[任务]
**A.** 在这篇关于展平Apache Beam窗口集合的帖子中,作者说明添加窗口处理的原因是什么?
**B.** 接着写这篇关于展平Apache Beam窗口集合的帖子,从它停下的地方往后续写。

[文本段落]
如何展平Apache Beam中的窗口集合? [云数据流]

时间:2018-08-20 10:33:42

标签: google-cloud-platform google-cloud-datastore google-cloud-dataflow google-cloud-pubsub

我尝试使用数据流将数据从pubsub流到Datastore。 我搜索了谷歌提供的模板。 https://github.com/GoogleCloudPlatform/DataflowTemplates/tree/master/src/main/java/com/google/cloud/teleport/templates

并且请注意PubsubToDatastore不起作用。 因此,我尝试调试它。 https://github.com/GoogleCloudPlatform/DataflowTemplates/blob/master/src/main/java/com/google/cloud/teleport/templates/PubsubToDatastore.java

这是我所做的。

  • 添加errorTag
  • 添加窗口处理(pubsub生成无界数据,数据存储区不能接受无界数据)
  • 添加flatten(将窗口数据写入数据存储区的方法为空。因此,我认为是无窗口的。)

这是我的代码。

    package com.google.cloud.teleport.templates;

    import com.google.cloud.teleport.templates.common.DatastoreConverters.DatastoreWriteOptions;
    import com.google.cloud.teleport.templates.common.DatastoreConverters.WriteJsonEntities;
    import com.google.cloud.teleport.templates.common.JavascriptTextTransformer.JavascriptTextTransformerOptions;
    import com.google.cloud.teleport.templates.common.JavascriptTextTransformer.TransformTextViaJavascript;
    import com.google.cloud.teleport.templates.common.PubsubConverters.PubsubReadOptions;
    import org.apache.beam.sdk.Pipeline;
    import org.apache.beam.sdk.io.gcp.pubsub.PubsubIO;
    import org.apache.beam.sdk.options.PipelineOptions;
    import org.apache.beam.sdk.options.PipelineOptionsFactory;

    // added for errorTag
    import com.google.cloud.teleport.templates.common.ErrorConverters.ErrorWriteOptions;
    import com.google.cloud.teleport.templates.common.ErrorConverters.LogErrors;
    import org.apache.beam.sdk.values.TupleTag;

    // added for window
    import org.apache.beam.sdk.transforms.windowing.FixedWindows;
    import org.apache.beam.sdk.transforms.windowing.Window;
    import org.apache.beam.sdk.transforms.Flatten;
    import org.apache.beam.sdk.values.PCollection;
    import org.apache.beam.sdk.values.PCollectionList;
    import org.apache.beam.sdk.values.PCollectionTuple;

    import org.joda.time.Duration;

    public class PubsubToDatastore {
      interface PubsubToDatastoreOptions extends
          PipelineOptions,
          PubsubReadOptions,
          JavascriptTextTransformerOptions,
          DatastoreWriteOptions,
          ErrorWriteOptions {} // added

      public static void main(String[] args) {
        PubsubToDatastoreOptions options = PipelineOptionsFactory
            .fromArgs(args)
            .withValidation()

[版面元素标注]
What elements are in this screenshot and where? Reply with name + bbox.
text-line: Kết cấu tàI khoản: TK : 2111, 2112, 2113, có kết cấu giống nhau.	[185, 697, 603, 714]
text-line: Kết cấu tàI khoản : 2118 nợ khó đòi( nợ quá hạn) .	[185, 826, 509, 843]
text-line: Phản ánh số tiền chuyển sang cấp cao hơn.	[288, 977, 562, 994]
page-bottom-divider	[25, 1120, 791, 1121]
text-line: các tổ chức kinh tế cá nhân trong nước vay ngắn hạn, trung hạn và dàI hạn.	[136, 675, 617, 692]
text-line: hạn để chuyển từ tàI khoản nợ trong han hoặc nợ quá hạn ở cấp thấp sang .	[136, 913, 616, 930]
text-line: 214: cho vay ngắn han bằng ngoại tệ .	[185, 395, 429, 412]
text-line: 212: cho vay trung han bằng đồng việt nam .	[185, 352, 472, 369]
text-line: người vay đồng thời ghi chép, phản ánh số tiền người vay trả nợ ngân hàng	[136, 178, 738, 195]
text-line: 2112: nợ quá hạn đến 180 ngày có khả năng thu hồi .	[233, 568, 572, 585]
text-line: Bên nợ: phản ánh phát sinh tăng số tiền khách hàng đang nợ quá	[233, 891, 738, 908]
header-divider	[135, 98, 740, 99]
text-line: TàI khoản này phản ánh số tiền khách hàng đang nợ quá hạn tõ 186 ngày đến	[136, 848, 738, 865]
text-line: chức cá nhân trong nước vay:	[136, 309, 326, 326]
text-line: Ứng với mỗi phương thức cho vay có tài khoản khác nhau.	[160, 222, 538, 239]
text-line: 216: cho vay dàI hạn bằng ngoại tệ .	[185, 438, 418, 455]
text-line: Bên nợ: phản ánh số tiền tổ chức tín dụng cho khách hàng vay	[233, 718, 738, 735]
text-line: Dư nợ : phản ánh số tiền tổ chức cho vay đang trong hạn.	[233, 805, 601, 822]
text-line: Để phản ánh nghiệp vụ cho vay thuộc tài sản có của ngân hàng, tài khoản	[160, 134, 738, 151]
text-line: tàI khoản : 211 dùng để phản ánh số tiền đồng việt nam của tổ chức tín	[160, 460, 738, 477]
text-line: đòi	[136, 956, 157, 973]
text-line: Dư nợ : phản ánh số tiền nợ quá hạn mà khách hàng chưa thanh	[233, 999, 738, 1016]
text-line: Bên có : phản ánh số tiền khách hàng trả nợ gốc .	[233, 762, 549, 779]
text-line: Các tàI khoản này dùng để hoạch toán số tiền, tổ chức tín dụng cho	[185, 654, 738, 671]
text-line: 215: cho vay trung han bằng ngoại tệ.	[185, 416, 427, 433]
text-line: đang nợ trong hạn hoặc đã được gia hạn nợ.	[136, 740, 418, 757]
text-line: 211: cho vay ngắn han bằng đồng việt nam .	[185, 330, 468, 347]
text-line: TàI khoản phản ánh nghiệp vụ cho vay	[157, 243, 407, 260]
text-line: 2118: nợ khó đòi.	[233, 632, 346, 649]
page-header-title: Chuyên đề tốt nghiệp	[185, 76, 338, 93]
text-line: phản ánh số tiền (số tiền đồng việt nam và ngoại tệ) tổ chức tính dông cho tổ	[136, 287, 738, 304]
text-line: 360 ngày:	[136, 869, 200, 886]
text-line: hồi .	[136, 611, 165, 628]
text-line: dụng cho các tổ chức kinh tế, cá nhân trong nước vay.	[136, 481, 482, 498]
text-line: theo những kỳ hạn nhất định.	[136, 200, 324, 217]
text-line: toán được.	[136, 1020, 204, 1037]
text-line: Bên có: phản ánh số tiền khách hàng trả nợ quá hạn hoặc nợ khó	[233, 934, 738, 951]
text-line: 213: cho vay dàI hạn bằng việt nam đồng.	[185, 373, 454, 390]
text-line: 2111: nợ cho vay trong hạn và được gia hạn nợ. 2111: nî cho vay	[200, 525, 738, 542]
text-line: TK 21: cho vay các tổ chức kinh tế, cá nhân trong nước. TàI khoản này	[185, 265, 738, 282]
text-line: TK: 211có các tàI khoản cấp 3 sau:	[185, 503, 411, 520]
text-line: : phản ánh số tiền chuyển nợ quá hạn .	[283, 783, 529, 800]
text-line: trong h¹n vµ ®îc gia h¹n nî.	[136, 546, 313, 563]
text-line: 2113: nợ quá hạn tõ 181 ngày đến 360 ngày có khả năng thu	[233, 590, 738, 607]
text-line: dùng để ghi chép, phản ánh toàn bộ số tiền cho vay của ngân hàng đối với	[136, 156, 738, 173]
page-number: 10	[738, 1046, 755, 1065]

[答案列表]
**A.** 因为pubsub生成无界数据,而数据存储区不能接受无界数据。

**B.**
            .as(PubsubToDatastoreOptions.class);

        TupleTag<String> errorTag = new TupleTag<String>("errors"){};

        Pipeline pipeline = Pipeline.create(options);

        pipeline
            .apply("Read Pubsub Events", PubsubIO.readStrings().fromTopic(options.getPubsubReadTopic()))
            .apply("Windowing", Window.into(FixedWindows.of(Duration.standardMinutes(5))))
            .apply("Flatten", Flatten.pCollections())
            .apply("Transform text to json", TransformTextViaJavascript.newBuilder()
                .setFileSystemPath(options.getJavascriptTextTransformGcsPath())
                .setFunctionName(options.getJavascriptTextTransformFunctionName())
                .build())
            .apply(WriteJsonEntities.newBuilder()
                .setProjectId(options.getDatastoreWriteProjectId())
                .setErrorTag(errorTag)
                .build())
            .apply(LogErrors.newBuilder()
                .setErrorWritePath(options.getErrorWritePath())
                .setErrorTag(errorTag)
                .build());

        pipeline.run();
      }
    } 

运行此代码时,发生了错误。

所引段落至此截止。